> GIVEN PROBLEM
Using the records provided below, locate and copy each line that contains the word "view".
++++++++++++++++++++
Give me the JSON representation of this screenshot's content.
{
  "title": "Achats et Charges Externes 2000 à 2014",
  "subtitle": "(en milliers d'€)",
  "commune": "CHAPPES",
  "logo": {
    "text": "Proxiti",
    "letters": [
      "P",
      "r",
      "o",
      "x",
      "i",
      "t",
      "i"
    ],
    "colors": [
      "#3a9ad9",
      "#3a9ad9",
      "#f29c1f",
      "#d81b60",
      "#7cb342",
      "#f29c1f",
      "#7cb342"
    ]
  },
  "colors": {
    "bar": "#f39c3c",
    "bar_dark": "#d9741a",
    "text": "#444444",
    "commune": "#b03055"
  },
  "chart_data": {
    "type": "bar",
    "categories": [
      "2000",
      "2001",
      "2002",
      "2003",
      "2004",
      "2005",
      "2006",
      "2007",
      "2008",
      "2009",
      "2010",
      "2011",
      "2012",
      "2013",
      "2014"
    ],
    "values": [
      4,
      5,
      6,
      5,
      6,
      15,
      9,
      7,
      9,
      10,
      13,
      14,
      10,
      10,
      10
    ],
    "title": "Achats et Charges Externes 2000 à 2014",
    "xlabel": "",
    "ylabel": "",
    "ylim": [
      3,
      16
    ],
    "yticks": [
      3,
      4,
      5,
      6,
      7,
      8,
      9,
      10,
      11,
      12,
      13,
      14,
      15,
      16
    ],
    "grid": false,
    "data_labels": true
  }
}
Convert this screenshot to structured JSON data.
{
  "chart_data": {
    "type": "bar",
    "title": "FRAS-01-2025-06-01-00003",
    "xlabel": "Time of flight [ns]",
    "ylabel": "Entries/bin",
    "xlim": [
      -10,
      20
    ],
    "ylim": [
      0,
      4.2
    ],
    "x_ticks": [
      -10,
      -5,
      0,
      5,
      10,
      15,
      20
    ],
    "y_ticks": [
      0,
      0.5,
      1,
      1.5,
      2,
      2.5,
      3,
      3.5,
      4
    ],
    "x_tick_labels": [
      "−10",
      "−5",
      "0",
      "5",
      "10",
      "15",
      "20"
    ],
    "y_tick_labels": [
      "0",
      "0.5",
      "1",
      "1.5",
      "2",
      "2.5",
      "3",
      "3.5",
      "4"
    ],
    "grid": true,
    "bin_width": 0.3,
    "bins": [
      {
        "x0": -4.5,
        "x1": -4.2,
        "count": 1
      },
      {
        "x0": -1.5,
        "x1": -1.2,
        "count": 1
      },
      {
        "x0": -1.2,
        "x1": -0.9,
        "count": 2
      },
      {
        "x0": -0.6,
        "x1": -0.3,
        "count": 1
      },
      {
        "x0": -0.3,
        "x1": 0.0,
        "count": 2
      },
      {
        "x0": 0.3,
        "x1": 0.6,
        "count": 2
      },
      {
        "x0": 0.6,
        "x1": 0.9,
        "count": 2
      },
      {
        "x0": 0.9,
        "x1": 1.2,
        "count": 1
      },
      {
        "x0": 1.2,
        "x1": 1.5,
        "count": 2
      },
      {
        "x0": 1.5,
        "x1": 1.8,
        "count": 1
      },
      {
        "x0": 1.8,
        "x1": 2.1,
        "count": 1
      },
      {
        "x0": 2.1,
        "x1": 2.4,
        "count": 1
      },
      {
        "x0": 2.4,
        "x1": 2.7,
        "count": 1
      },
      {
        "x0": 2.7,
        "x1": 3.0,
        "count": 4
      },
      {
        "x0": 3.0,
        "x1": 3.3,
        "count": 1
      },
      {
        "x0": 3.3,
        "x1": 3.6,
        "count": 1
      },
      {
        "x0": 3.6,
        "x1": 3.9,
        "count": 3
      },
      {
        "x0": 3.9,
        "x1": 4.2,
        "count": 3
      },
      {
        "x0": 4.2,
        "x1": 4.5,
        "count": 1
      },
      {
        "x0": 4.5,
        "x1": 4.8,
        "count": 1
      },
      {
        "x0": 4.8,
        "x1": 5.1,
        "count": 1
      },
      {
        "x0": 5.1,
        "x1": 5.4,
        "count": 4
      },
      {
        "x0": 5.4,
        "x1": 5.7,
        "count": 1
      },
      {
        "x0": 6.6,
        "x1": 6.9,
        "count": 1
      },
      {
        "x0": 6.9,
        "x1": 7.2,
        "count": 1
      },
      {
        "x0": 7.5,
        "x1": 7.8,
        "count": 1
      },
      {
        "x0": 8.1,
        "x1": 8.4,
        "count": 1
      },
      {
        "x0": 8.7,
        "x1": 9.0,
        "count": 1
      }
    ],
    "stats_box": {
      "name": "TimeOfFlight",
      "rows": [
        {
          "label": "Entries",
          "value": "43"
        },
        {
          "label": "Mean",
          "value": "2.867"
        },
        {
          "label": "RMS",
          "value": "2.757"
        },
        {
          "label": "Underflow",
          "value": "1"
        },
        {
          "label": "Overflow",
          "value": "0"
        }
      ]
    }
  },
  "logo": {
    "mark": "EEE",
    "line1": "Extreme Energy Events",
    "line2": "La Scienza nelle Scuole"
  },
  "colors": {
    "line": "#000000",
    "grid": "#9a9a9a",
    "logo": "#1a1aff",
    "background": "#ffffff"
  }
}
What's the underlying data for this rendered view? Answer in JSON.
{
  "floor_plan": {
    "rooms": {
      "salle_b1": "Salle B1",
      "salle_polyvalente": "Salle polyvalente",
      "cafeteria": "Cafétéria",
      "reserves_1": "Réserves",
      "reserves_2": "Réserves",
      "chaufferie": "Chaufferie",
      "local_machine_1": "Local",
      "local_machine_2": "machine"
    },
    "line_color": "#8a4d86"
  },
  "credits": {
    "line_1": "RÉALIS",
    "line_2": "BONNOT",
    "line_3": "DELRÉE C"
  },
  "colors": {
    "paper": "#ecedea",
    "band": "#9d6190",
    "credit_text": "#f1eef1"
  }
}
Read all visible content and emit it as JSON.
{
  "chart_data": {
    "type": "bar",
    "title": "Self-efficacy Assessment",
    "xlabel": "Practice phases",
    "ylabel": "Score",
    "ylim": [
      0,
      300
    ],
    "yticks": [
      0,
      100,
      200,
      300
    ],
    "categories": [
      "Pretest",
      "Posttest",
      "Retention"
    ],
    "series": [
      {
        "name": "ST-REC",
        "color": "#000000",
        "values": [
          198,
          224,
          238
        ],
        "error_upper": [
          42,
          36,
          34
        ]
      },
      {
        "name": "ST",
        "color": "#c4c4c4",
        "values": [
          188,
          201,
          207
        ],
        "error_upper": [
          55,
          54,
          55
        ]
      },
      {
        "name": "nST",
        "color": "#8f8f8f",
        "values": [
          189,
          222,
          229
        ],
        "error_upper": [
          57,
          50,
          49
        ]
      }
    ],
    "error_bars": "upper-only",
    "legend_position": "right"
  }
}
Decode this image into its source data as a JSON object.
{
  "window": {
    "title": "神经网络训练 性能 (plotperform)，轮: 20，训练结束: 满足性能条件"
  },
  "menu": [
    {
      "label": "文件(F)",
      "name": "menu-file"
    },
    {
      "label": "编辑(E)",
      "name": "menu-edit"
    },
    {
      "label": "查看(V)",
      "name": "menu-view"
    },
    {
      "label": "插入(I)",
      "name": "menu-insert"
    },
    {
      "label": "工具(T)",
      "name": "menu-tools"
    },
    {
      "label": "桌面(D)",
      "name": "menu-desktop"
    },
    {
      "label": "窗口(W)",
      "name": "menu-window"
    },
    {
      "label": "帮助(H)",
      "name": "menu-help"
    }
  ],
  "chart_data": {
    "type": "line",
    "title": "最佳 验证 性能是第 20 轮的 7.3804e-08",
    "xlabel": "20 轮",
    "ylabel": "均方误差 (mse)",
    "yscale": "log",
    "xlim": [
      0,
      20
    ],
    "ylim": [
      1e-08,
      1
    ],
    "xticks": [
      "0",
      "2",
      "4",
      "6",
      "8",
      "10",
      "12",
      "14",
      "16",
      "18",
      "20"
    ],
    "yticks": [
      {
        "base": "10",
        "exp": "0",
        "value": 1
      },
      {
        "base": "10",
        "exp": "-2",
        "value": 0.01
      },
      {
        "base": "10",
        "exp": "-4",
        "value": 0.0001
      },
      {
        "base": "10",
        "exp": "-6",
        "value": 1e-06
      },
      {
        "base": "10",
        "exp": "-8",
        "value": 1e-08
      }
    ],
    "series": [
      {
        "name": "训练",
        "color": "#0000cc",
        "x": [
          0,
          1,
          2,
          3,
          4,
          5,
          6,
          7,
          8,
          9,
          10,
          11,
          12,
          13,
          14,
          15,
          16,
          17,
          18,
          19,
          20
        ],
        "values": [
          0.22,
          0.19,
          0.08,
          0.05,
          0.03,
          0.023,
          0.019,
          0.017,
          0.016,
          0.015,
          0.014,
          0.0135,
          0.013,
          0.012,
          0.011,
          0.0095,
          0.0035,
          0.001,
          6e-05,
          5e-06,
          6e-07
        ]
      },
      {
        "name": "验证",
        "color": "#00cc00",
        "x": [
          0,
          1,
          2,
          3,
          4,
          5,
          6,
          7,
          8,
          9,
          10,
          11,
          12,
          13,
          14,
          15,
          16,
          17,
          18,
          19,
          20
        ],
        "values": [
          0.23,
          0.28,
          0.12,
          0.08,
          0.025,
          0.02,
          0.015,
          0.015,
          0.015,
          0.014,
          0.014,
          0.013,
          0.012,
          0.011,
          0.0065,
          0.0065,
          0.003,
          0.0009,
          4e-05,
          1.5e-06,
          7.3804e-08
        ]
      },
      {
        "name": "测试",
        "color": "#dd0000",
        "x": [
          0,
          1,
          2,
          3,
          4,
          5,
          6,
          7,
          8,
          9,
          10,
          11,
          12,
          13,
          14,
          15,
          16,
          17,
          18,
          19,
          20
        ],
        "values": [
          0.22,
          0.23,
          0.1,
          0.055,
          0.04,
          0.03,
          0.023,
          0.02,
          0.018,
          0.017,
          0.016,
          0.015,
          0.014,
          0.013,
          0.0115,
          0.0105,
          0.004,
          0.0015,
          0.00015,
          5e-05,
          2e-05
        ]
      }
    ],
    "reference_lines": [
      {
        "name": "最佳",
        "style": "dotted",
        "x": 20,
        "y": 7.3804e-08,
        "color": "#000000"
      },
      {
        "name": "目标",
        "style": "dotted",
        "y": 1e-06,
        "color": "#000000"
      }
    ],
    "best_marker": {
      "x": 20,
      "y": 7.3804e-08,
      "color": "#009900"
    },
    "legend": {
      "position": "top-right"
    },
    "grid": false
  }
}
++++++++++++++++++++
> EXERCISE ANSWER
What's the underlying data for this rendered view? Answer in JSON.
      "name": "menu-view"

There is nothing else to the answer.